▶ _Instruction_: Scan the entries below. List each line with "ppbv".

▶ _The records_:
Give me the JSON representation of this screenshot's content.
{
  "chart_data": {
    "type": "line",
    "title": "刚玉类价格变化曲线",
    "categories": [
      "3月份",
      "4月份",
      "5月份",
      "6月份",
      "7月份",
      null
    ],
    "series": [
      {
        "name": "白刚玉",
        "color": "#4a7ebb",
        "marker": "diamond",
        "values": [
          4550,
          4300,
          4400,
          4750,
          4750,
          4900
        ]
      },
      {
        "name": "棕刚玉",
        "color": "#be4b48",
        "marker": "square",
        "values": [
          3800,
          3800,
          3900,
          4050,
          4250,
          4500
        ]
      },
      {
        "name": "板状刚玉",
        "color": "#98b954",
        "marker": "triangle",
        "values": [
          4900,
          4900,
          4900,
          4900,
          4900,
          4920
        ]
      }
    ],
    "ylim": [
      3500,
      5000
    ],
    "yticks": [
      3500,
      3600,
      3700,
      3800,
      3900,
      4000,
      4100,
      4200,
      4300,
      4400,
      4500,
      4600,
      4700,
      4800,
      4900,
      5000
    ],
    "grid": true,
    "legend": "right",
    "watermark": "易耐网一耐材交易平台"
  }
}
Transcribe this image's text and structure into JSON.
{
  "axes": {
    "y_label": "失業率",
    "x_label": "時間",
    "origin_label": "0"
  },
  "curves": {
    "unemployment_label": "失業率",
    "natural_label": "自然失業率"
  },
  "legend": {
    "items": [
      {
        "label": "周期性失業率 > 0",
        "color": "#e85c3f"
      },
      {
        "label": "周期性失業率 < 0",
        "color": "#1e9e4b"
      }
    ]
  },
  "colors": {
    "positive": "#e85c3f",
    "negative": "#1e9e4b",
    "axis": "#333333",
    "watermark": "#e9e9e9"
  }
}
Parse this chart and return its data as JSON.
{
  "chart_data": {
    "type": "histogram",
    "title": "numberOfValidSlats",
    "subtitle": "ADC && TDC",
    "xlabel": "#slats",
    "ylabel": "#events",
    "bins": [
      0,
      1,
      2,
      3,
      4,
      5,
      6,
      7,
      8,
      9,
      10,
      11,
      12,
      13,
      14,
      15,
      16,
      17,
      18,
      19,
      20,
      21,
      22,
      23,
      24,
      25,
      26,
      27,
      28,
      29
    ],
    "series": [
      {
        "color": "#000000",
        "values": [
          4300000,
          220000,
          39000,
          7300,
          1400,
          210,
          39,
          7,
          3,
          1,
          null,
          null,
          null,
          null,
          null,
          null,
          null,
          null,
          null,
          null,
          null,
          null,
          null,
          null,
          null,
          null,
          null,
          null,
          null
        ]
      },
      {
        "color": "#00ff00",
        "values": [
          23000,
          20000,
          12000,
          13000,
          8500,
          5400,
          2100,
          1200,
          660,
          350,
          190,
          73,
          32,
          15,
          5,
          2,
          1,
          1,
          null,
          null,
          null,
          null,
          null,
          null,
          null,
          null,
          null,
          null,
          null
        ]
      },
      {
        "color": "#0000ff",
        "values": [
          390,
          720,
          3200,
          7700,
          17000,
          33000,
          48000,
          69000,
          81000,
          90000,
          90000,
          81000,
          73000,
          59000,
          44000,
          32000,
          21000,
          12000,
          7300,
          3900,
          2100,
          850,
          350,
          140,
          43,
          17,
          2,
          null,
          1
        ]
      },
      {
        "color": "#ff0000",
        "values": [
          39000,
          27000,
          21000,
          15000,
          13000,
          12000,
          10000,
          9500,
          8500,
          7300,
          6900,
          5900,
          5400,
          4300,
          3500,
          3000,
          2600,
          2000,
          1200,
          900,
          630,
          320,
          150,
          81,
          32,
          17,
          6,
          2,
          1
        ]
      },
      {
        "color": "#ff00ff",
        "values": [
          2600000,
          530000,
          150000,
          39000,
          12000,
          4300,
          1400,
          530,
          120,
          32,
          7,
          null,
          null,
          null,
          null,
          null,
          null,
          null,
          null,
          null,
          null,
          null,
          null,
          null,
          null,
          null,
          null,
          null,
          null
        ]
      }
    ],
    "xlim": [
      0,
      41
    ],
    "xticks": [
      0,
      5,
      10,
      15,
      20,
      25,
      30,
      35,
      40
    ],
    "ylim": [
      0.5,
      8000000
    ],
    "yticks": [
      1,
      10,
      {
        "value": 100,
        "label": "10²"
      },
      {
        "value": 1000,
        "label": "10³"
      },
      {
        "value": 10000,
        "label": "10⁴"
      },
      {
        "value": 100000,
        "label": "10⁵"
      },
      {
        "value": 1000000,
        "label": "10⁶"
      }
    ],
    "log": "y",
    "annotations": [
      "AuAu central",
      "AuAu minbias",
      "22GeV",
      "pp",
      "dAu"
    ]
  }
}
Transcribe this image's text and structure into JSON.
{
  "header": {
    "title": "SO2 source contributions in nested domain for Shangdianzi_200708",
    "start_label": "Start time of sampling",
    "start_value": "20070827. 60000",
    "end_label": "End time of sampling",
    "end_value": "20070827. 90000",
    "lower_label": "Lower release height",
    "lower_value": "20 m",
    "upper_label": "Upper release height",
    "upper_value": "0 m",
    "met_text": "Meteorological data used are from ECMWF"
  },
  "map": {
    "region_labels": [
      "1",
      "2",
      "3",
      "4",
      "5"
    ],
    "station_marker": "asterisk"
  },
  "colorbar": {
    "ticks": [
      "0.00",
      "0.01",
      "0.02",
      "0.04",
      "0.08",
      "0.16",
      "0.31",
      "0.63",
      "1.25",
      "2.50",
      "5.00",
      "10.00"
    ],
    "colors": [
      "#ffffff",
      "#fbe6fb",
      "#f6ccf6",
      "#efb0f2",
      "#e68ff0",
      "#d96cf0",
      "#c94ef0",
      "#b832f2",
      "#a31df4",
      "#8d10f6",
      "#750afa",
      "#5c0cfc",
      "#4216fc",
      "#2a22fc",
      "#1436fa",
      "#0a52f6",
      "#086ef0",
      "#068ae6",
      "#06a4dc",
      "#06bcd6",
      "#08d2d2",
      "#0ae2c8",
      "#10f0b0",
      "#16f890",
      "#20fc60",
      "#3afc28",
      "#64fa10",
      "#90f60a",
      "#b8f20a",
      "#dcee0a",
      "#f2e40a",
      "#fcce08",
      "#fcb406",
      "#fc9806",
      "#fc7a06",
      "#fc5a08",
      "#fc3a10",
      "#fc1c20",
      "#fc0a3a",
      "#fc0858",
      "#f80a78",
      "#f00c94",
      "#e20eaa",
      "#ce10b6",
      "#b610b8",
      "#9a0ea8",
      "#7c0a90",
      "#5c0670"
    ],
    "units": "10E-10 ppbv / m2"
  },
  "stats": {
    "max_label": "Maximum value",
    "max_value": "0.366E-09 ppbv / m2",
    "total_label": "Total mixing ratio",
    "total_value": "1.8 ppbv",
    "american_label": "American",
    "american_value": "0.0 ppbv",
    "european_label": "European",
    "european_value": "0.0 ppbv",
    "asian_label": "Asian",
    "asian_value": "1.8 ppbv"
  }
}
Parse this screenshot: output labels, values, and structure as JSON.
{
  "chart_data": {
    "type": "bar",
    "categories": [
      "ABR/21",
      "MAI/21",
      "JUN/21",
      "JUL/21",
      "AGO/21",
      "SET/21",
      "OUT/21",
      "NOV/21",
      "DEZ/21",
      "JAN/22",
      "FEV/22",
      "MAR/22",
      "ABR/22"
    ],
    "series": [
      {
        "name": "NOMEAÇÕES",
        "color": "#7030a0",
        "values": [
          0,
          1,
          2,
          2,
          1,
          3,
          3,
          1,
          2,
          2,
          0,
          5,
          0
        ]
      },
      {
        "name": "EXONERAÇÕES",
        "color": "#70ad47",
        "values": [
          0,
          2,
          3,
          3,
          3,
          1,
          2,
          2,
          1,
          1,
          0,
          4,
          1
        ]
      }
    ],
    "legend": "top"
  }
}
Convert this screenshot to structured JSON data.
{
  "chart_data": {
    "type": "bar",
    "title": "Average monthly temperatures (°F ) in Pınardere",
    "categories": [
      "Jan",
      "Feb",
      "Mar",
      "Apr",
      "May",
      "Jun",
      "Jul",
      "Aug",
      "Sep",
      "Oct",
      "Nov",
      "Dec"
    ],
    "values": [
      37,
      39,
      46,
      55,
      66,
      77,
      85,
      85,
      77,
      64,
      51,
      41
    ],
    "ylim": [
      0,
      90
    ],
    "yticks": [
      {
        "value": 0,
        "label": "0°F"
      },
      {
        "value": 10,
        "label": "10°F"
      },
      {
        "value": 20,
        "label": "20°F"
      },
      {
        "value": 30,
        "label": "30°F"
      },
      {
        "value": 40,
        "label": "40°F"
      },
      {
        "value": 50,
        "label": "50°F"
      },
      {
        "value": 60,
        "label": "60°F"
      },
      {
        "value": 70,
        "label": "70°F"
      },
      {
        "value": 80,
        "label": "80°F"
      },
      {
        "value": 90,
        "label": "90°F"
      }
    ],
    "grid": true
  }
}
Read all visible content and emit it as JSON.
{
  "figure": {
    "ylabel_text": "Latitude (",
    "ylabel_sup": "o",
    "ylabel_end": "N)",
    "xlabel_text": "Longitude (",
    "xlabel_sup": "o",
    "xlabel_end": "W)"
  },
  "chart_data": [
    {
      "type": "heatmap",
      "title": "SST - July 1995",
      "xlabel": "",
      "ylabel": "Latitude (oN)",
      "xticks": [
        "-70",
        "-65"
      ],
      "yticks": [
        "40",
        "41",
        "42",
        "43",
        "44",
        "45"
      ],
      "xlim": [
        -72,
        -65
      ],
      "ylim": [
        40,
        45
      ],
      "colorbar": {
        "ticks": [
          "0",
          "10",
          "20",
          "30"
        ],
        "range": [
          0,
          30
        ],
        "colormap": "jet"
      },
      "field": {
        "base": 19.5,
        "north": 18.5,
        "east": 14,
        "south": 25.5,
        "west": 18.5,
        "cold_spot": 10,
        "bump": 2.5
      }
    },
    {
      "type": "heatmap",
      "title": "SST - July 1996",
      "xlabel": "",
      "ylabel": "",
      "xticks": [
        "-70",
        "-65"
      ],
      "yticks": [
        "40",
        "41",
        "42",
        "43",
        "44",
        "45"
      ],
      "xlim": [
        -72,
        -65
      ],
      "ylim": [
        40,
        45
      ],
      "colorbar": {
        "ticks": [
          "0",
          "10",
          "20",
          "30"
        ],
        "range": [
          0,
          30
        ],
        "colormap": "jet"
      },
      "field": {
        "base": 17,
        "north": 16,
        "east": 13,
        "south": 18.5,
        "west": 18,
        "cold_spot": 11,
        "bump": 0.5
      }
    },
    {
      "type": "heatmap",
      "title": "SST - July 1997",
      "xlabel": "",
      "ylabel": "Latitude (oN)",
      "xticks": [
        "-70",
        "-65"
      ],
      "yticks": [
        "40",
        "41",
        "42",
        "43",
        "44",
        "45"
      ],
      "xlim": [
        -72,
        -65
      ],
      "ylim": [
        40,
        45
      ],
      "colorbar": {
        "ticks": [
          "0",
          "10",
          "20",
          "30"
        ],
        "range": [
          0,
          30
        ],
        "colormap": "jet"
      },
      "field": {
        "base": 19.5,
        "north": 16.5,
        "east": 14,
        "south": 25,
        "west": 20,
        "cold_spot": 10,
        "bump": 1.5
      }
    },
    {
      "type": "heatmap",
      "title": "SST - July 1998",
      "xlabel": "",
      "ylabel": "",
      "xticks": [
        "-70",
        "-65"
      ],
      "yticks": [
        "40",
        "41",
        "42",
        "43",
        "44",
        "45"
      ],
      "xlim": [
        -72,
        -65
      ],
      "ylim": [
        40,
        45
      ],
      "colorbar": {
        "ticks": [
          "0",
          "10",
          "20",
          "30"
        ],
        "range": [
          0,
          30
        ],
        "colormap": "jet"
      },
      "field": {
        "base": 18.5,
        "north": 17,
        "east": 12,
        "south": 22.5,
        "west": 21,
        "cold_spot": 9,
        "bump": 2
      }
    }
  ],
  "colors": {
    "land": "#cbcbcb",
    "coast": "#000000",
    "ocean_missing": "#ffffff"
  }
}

▶ _Right answer_:
    "units": "10E-10 ppbv / m2"
    "max_value": "0.366E-09 ppbv / m2",
    "total_value": "1.8 ppbv",
    "american_value": "0.0 ppbv",
    "european_value": "0.0 ppbv",
    "asian_value": "1.8 ppbv"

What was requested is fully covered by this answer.